= Written problem =
What follows is a set of records, each of which is to be written out exactly.

• • • • • • •

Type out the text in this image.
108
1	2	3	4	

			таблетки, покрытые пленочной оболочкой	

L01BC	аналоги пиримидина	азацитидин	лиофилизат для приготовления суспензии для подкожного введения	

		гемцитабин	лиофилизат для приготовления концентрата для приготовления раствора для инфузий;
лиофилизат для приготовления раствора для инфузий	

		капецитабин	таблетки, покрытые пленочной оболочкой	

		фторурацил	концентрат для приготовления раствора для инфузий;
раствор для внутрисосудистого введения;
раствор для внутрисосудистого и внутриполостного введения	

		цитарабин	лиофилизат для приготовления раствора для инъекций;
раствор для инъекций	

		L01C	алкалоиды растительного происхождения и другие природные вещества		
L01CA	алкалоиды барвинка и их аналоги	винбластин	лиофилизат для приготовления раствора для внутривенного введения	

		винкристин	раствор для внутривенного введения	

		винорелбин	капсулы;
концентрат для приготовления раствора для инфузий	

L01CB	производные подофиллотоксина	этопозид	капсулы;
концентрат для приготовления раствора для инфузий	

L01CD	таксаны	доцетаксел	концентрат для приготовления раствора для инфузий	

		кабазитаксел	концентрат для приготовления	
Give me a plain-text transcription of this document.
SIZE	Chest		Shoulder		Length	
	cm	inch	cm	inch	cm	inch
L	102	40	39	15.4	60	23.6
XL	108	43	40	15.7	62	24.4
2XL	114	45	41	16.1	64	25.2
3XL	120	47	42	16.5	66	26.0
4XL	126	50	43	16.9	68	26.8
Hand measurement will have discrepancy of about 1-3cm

• • • • • • •

= Response to this exercise =
Type out the text in this image.
108
1	2	3	4	

			таблетки, покрытые пленочной оболочкой	

L01BC	аналоги пиримидина	азацитидин	лиофилизат для приготовления суспензии для подкожного введения	

		гемцитабин	лиофилизат для приготовления концентрата для приготовления раствора для инфузий;
лиофилизат для приготовления раствора для инфузий	

		капецитабин	таблетки, покрытые пленочной оболочкой	

		фторурацил	концентрат для приготовления раствора для инфузий;
раствор для внутрисосудистого введения;
раствор для внутрисосудистого и внутриполостного введения	

		цитарабин	лиофилизат для приготовления раствора для инъекций;
раствор для инъекций	

		L01C	алкалоиды растительного происхождения и другие природные вещества		
L01CA	алкалоиды барвинка и их аналоги	винбластин	лиофилизат для приготовления раствора для внутривенного введения	

		винкристин	раствор для внутривенного введения	

		винорелбин	капсулы;
концентрат для приготовления раствора для инфузий	

L01CB	производные подофиллотоксина	этопозид	капсулы;
концентрат для приготовления раствора для инфузий	

L01CD	таксаны	доцетаксел	концентрат для приготовления раствора для инфузий	

		кабазитаксел	концентрат для приготовления	
Give me a plain-text transcription of this document.
SIZE	Chest		Shoulder		Length	
	cm	inch	cm	inch	cm	inch
L	102	40	39	15.4	60	23.6
XL	108	43	40	15.7	62	24.4
2XL	114	45	41	16.1	64	25.2
3XL	120	47	42	16.5	66	26.0
4XL	126	50	43	16.9	68	26.8
Hand measurement will have discrepancy of about 1-3cm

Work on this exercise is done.